Passage provided
Learn proper cutting techniques before you continue, you're risking your life in a big way with the "technique" you're using now. 

Don't take this personal, it's only for your future safety.


----------



## ddhlakebound (Oct 1, 2009)

Like your blog...great looking gardens and crops. I also see you've already had a double mishap with the trees.....Sorry bout the damage, but it's a good thing that nobody was hurt or worse. 

How big is the island? Got enough altitude to get away if Las Palmas ever goes?


----------



## ddhlakebound (Oct 1, 2009)

magnus said:


> no offense taken...i am way out of my league here...that is why i am asking for help.
> 
> i hired a "professional" to do the job and they created a disaster. after 2 trees, he was fired!
> 
> ...



Ah...I see the "pro" is the one who caused the disaster.....

How did that happen?

On the topic of winch/notch direction, I'd want them as closely aligned as possible, but definately not more than 25/30 degrees off. The farther apart they are, you'll get more tear, and less hinge over. Once the hinge tears, it's going where the weight is.

Edit: may have been unclear....I'd move the winch location to near the intended fall direction, and have the notch/face cut gunned in that direction. If you cant get the winch to there, use the base of another tree as an anchor point for a redirect. (with a block and sling)


----------



## md_tree_dood (Oct 1, 2009)

I have a hard time believing you hired a "pro," unless you mean a guy who said he did tree work and took your money and you consider that a "pro." Depending on the situation, and granted I have no pictures, if these trees are on a cliff over hanging your house, why not just bring in a crane and pick the trees and be done with it? Are you hiking up your gear to the site? Is there access? Why not climb the trees and rig them down? What you're doing sounds like "cutting wood" which is what most people say they do on this website and those are the ones who really have no idea what they're doing. I think you've gotten lucky to this point, please be careful. If you insist on doing it yourself, why not post up some pictures so we can have a better idea of what you're doing?


----------



## jar1zx (Oct 3, 2009)

seems everyone agrees that a face notch is critical...let me ask, should i make the cut in the direction of the winches or in the direction of the intended fall? they are about 80 degrees apart



Make face cut. or as you say notch cut.. so tree will fall in direction of where you want it 2 fall.

on face cut don't exceed 20% of tree. there is a cut i learned logging that should work great for you. but i would hate 2 try to tell you how 2 do it with my bad spelling. but as long as u don't cut face cut 2 deep you should be fine good luck.

Requirements
• a. In the forum thread, what limit is given for the face cut?
• b. Reproduce the forum thread word for word between "I have a hard" and "(Oct 3, 2009)", inclusive.

Raw records

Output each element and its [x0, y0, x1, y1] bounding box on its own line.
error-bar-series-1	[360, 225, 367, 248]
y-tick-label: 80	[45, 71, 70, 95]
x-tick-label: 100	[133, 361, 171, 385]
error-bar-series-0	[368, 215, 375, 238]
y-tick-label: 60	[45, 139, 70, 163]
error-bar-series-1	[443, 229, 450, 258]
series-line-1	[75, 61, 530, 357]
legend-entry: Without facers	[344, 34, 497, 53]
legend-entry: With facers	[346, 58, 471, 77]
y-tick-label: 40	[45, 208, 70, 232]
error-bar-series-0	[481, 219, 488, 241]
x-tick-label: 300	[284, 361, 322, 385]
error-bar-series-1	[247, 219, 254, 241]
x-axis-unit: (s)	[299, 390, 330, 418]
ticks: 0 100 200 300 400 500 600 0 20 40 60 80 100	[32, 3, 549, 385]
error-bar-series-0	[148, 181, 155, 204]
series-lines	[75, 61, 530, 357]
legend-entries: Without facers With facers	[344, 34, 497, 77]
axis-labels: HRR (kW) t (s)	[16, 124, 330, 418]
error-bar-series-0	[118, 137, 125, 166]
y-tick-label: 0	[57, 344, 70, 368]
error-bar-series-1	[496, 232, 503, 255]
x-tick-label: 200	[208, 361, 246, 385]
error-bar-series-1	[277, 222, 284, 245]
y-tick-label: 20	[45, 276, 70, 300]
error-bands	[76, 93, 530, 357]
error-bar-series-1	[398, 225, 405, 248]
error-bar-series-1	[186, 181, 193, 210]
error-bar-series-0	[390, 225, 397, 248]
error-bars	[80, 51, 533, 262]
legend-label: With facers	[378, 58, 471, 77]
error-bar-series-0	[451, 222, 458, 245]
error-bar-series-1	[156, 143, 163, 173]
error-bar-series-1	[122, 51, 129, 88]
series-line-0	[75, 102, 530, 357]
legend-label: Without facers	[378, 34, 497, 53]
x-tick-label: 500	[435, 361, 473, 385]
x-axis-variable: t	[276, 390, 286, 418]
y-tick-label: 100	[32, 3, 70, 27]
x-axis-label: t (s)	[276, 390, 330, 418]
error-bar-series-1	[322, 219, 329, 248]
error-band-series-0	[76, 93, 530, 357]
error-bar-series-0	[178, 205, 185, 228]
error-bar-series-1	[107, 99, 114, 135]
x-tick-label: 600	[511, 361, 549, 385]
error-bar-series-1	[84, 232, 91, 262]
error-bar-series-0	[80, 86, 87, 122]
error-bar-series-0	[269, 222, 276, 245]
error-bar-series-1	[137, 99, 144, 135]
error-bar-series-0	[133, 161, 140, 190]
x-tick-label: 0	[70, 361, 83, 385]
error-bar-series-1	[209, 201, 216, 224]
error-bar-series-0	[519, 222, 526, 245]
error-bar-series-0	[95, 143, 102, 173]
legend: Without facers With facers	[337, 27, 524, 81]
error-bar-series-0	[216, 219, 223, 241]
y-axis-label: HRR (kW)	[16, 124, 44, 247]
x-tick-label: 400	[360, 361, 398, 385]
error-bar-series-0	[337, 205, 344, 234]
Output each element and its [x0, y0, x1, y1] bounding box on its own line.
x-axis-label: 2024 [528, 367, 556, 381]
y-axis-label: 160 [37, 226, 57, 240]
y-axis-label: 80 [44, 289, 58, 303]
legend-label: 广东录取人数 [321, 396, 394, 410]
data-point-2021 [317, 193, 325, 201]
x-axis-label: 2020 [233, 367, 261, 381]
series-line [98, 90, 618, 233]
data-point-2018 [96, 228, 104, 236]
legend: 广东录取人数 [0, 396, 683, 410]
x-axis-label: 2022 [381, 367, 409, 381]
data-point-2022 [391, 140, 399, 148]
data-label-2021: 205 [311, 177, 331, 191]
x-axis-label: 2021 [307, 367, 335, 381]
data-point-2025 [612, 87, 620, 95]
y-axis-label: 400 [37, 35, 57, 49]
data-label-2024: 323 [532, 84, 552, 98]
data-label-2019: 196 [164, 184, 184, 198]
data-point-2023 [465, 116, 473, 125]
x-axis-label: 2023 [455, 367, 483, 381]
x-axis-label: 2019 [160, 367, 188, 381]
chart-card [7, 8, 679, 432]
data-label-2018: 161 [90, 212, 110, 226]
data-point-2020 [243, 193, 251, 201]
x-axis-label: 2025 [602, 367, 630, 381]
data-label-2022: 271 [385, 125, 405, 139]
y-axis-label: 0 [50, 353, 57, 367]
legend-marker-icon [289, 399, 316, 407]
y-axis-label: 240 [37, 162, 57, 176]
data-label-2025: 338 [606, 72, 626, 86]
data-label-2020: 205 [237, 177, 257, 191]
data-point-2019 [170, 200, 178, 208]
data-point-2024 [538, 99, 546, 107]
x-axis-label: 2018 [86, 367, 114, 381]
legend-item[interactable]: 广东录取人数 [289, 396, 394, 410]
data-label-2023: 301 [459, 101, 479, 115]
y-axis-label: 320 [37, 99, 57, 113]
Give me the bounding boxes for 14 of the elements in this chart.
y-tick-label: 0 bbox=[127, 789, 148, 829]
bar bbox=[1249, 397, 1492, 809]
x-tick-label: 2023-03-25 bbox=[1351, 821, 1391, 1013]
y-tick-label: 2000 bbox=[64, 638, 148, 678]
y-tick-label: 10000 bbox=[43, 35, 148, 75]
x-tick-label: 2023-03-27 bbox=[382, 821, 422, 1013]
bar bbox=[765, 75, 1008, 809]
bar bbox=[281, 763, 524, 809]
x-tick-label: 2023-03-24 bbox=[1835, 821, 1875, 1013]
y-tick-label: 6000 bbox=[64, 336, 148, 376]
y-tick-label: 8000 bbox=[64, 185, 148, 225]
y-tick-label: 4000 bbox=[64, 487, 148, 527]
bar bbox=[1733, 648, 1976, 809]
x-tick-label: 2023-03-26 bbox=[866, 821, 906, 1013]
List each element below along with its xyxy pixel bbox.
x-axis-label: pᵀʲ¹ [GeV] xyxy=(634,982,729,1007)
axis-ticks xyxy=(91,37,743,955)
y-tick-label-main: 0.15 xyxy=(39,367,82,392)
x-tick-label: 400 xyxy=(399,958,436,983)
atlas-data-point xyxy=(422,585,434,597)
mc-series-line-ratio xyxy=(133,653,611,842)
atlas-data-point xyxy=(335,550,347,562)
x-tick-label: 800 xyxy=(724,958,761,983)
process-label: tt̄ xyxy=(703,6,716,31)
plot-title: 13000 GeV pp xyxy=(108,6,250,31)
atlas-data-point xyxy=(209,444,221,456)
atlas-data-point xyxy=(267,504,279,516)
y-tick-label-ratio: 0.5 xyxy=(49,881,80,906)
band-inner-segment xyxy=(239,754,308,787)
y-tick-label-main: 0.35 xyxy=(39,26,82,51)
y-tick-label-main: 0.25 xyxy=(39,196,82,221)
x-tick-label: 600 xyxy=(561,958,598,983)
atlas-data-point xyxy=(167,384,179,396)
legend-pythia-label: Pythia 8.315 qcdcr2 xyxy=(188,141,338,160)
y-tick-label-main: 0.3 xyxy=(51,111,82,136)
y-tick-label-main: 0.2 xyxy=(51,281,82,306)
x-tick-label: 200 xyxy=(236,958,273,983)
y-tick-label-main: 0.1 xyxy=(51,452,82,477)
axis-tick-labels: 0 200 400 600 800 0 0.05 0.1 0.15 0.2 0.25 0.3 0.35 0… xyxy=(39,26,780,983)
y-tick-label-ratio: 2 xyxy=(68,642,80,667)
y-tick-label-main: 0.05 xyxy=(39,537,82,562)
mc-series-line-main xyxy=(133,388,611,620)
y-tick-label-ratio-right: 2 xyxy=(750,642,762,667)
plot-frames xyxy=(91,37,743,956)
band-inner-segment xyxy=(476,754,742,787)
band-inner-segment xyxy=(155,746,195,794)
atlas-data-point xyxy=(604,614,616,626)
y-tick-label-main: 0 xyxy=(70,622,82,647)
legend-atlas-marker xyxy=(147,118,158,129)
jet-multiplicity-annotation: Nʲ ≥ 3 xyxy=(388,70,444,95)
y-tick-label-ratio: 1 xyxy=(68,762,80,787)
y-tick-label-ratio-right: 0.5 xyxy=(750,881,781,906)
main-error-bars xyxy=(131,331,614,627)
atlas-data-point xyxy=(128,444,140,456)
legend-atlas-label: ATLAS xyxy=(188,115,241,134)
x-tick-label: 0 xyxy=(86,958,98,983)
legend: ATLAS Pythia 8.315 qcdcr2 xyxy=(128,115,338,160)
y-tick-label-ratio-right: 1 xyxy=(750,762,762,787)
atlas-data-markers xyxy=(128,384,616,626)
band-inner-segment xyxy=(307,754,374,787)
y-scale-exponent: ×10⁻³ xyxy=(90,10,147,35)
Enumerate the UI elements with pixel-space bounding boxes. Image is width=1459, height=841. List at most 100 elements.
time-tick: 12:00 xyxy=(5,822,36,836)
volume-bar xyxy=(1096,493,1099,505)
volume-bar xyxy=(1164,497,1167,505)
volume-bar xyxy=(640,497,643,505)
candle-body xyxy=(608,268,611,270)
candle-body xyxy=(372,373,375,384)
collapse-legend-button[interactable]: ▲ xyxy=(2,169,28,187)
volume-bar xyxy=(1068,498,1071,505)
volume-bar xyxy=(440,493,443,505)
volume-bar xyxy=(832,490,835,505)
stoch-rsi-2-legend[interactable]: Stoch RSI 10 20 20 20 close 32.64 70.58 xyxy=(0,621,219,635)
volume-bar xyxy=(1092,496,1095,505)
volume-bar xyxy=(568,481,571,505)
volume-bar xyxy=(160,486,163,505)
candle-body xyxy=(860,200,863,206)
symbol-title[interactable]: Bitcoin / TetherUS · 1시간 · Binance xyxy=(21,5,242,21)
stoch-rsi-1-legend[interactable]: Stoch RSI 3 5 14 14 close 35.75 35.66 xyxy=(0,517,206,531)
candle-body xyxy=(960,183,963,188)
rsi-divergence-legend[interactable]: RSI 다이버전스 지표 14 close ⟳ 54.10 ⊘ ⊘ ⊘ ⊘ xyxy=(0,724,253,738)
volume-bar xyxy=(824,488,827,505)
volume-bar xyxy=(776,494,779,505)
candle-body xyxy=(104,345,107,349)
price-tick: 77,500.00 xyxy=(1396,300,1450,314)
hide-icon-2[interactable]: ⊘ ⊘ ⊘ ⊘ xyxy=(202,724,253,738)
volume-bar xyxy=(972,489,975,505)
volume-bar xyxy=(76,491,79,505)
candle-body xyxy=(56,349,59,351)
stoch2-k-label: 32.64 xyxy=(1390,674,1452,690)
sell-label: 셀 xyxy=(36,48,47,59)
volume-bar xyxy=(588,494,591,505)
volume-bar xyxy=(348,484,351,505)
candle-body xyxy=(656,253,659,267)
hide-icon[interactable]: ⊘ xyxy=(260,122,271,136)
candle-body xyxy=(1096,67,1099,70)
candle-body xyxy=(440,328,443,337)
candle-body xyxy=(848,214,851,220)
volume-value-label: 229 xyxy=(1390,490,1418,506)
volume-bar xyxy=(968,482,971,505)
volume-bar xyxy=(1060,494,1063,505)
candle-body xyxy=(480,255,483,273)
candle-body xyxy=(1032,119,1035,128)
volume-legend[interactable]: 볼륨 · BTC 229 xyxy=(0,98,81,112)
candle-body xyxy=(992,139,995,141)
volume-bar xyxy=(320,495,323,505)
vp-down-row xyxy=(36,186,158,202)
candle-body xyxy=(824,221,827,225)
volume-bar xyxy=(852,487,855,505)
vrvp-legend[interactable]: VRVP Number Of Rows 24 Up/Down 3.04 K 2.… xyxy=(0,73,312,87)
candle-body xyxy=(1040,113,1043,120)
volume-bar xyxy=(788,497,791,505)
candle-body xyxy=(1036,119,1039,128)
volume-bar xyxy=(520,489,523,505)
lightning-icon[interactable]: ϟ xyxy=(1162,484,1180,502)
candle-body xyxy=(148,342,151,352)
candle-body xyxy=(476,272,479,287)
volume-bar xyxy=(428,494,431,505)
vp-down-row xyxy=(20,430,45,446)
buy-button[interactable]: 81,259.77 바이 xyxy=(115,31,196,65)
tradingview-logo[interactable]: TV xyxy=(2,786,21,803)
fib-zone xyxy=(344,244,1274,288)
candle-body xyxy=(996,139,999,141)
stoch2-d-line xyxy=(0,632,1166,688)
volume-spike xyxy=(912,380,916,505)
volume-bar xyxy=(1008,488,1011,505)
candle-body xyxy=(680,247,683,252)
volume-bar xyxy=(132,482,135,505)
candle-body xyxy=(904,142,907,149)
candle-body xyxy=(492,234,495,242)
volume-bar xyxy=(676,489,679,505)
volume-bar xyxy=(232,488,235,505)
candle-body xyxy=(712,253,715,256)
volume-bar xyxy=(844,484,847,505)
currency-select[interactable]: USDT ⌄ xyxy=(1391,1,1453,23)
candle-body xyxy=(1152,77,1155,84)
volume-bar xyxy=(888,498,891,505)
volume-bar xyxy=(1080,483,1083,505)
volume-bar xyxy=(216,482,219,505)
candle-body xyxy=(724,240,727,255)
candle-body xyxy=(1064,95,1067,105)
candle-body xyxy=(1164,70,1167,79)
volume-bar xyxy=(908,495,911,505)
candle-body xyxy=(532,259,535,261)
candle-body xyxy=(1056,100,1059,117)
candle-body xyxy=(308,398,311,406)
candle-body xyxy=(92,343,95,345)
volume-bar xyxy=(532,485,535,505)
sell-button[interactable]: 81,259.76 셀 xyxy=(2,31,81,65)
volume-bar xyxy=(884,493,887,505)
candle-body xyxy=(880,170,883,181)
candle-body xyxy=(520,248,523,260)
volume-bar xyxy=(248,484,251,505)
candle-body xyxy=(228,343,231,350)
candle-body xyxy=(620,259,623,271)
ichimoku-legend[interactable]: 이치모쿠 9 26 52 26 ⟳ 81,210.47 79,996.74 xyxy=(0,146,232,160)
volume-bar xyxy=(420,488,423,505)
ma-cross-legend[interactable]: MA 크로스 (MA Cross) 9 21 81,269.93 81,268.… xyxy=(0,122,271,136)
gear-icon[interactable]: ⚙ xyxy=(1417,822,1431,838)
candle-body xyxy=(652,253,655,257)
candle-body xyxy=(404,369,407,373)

The replies
• a. It should not exceed 20% of the tree.

• b.
I have a hard time believing you hired a "pro," unless you mean a guy who said he did tree work and took your money and you consider that a "pro." Depending on the situation, and granted I have no pictures, if these trees are on a cliff over hanging your house, why not just bring in a crane and pick the trees and be done with it? Are you hiking up your gear to the site? Is there access? Why not climb the trees and rig them down? What you're doing sounds like "cutting wood" which is what most people say they do on this website and those are the ones who really have no idea what they're doing. I think you've gotten lucky to this point, please be careful. If you insist on doing it yourself, why not post up some pictures so we can have a better idea of what you're doing?


----------



## jar1zx (Oct 3, 2009)